— start of ENTRIES SHOWN —

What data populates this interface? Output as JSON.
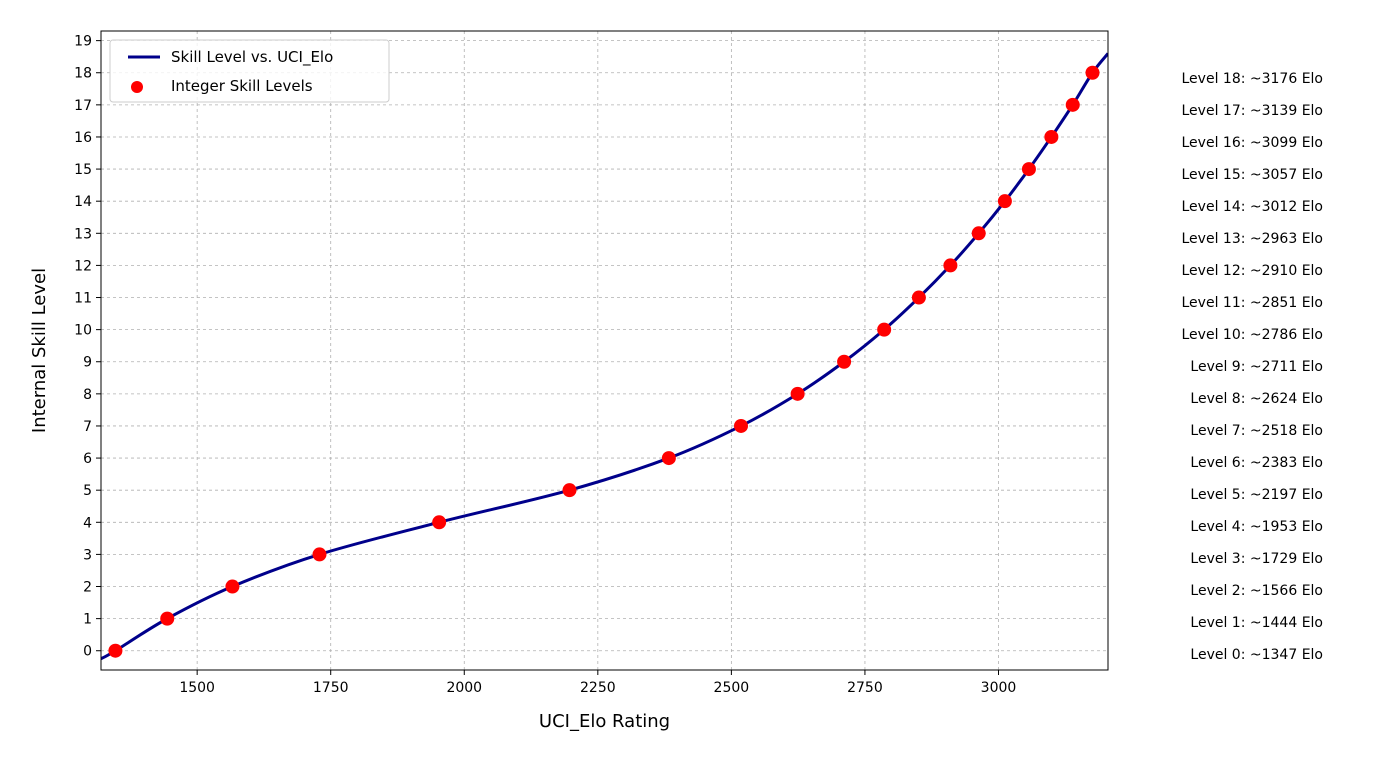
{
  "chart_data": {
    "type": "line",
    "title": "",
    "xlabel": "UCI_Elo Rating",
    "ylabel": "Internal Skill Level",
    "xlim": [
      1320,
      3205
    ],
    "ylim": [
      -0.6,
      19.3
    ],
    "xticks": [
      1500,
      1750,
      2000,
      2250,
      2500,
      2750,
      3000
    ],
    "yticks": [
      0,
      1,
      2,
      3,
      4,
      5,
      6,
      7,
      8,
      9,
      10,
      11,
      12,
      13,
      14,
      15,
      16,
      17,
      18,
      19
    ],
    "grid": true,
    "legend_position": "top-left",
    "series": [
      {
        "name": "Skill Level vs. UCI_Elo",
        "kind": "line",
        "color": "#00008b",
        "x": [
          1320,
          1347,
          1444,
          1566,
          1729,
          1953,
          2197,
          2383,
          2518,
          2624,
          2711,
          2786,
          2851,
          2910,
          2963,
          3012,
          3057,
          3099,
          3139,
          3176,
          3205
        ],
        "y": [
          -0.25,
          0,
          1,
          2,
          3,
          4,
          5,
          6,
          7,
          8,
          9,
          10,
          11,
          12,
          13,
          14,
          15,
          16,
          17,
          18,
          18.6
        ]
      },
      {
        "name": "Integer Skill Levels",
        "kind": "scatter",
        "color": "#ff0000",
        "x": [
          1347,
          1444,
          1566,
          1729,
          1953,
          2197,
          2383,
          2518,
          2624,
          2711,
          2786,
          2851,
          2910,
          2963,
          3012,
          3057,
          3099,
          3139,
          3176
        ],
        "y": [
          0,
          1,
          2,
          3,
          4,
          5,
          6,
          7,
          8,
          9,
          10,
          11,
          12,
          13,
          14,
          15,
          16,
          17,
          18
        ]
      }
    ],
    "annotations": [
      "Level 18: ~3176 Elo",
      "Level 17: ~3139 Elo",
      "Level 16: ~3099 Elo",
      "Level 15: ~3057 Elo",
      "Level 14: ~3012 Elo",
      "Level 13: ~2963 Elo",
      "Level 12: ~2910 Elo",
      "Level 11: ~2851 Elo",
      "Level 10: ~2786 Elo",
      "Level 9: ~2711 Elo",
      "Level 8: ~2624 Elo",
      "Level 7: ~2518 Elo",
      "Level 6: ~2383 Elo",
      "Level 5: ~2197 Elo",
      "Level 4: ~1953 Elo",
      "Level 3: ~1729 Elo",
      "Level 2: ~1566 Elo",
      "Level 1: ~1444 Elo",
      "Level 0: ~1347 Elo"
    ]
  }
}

— end of ENTRIES SHOWN —
— start of ENTRIES SHOWN —

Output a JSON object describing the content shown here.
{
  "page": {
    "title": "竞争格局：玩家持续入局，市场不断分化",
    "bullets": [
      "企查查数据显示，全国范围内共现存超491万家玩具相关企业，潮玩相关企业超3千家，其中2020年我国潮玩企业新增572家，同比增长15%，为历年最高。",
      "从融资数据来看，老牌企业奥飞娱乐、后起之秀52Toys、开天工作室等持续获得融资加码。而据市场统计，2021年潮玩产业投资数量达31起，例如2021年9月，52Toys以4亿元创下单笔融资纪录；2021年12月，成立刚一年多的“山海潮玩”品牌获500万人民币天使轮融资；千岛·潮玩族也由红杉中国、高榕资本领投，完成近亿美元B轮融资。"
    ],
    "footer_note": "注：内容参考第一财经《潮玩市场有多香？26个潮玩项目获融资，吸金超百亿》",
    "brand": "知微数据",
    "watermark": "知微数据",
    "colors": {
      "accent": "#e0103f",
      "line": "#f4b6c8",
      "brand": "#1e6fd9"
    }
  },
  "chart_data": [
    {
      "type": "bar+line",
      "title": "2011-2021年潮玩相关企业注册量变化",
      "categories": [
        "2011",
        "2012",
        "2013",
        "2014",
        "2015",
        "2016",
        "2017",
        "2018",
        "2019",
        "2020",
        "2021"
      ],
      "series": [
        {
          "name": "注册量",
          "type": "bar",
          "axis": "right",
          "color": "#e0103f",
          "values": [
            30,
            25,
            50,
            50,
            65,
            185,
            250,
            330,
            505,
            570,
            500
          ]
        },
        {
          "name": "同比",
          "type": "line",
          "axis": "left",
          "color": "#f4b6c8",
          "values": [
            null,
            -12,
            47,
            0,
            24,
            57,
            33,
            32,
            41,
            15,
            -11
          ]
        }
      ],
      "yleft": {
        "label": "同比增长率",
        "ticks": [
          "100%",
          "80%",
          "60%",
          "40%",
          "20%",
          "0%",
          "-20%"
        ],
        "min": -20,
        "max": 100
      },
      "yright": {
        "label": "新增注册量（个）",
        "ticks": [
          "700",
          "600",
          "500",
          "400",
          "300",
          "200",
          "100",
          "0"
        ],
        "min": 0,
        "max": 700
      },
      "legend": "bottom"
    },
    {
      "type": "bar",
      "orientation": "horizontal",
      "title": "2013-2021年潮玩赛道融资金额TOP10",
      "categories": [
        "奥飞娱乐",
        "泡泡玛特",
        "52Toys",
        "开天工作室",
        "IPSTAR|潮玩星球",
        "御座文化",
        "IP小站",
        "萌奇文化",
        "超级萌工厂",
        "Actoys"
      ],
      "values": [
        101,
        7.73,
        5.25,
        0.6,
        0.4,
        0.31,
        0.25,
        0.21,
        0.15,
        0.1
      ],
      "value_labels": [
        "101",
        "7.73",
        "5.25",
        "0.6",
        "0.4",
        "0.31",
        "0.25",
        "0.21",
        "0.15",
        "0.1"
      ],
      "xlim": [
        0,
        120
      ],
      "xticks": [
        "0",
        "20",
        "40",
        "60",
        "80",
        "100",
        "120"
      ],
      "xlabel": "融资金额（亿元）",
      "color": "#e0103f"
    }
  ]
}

— end of ENTRIES SHOWN —
— start of ENTRIES SHOWN —

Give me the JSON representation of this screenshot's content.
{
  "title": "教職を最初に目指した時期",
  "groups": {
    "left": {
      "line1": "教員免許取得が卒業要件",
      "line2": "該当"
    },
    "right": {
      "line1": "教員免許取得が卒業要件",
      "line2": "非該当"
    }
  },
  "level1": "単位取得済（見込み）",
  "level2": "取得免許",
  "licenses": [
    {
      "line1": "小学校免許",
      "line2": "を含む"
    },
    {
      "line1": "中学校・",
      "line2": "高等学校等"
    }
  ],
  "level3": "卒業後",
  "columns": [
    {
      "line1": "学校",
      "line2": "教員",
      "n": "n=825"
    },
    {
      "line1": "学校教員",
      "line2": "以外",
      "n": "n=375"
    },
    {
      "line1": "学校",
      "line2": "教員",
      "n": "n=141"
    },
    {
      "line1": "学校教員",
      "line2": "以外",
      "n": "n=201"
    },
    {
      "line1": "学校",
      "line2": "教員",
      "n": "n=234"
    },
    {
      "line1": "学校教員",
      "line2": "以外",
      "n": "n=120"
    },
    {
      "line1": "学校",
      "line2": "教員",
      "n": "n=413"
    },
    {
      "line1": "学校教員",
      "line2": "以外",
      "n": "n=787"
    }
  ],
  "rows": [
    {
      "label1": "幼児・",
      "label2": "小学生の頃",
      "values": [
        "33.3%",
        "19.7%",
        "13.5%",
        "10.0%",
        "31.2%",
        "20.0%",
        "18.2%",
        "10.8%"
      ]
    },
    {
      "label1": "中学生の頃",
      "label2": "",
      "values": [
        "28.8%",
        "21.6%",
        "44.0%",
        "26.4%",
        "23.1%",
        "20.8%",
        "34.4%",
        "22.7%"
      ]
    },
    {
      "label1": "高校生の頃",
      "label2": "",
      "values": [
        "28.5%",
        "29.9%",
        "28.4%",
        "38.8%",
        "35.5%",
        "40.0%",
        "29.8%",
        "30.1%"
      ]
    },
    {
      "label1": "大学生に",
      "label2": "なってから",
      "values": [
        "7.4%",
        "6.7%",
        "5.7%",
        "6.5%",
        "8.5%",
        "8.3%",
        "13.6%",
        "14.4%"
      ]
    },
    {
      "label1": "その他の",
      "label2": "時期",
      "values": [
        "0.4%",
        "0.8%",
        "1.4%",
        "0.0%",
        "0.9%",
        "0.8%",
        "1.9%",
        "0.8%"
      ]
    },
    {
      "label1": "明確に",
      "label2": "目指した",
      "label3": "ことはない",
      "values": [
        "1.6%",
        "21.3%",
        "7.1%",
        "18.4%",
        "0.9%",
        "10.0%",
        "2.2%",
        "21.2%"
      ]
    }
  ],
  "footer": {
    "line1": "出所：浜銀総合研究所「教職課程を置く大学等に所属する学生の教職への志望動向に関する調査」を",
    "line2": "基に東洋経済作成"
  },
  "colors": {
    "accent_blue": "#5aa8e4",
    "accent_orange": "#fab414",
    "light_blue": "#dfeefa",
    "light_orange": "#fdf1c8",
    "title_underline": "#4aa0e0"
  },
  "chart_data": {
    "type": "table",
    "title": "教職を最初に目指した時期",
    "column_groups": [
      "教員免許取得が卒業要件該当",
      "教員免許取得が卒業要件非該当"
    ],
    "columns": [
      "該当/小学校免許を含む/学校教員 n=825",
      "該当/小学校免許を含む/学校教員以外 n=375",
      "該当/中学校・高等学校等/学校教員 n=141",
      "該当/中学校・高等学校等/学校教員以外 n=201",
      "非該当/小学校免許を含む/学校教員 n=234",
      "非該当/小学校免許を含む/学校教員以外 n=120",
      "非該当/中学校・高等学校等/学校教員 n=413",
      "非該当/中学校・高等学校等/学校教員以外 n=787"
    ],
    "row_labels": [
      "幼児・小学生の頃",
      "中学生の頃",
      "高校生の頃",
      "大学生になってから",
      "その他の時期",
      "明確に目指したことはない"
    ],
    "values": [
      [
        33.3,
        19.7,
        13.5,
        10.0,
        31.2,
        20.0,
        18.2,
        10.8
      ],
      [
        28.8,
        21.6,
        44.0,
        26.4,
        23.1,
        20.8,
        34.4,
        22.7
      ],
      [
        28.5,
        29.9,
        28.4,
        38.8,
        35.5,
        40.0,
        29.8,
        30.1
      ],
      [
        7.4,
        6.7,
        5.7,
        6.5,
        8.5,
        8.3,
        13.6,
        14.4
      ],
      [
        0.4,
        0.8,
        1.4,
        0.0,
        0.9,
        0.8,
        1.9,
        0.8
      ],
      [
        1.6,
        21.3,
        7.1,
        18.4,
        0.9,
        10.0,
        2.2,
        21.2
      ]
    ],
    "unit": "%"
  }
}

— end of ENTRIES SHOWN —

◆ CHALLENGE ◆
Search the data above for the string "学校教員以外" and return every line that has it.

◆ EXERCISE SOLUTION ◆
      "該当/小学校免許を含む/学校教員以外 n=375",
      "該当/中学校・高等学校等/学校教員以外 n=201",
      "非該当/小学校免許を含む/学校教員以外 n=120",
      "非該当/中学校・高等学校等/学校教員以外 n=787"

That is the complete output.